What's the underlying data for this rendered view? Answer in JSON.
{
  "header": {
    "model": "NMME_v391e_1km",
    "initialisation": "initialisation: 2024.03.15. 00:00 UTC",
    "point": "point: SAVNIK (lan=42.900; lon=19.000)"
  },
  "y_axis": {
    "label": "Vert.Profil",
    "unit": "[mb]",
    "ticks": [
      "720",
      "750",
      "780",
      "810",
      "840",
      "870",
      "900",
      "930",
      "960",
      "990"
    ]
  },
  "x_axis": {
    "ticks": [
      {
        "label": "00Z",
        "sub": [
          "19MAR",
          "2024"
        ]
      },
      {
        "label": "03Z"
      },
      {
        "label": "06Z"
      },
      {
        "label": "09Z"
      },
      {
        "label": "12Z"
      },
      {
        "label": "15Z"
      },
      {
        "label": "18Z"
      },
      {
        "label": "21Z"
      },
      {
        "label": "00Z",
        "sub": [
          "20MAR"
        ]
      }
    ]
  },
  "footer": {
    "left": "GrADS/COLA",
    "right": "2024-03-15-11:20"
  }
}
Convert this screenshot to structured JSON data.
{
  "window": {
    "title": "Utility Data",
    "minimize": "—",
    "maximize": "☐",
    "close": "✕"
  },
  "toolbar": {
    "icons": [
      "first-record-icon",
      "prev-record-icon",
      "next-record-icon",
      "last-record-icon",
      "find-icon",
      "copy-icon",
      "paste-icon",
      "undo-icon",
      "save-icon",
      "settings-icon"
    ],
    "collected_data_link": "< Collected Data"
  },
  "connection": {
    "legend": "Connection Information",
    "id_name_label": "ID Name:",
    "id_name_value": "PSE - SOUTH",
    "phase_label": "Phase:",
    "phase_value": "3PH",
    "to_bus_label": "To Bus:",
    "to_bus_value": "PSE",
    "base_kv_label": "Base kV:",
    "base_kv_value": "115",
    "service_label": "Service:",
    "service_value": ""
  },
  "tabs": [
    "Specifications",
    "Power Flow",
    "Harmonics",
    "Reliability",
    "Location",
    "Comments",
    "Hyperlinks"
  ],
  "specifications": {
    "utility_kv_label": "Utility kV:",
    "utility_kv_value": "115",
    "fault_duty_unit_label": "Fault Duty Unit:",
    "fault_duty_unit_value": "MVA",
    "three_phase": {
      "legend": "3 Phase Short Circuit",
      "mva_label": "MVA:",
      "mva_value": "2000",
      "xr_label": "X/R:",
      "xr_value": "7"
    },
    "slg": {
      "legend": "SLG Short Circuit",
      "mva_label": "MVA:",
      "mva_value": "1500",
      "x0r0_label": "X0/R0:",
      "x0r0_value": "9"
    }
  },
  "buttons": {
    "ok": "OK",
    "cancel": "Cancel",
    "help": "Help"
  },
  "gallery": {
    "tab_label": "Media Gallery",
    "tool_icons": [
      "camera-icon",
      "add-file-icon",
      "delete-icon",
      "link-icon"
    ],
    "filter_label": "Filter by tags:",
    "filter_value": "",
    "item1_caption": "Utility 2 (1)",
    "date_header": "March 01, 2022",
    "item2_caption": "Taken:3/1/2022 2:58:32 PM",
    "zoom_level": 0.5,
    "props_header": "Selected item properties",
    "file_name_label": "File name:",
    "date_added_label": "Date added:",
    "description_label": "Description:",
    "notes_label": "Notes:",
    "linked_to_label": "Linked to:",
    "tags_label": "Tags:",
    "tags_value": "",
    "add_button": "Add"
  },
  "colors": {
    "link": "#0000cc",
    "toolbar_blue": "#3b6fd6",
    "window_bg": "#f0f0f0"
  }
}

# # # # # # #

### WHAT YOU HAVE TO DO
Collect from the data above every line that includes "JSON".

### RESPONSE TO THIS TASK
What's the underlying data for this rendered view? Answer in JSON.
Convert this screenshot to structured JSON data.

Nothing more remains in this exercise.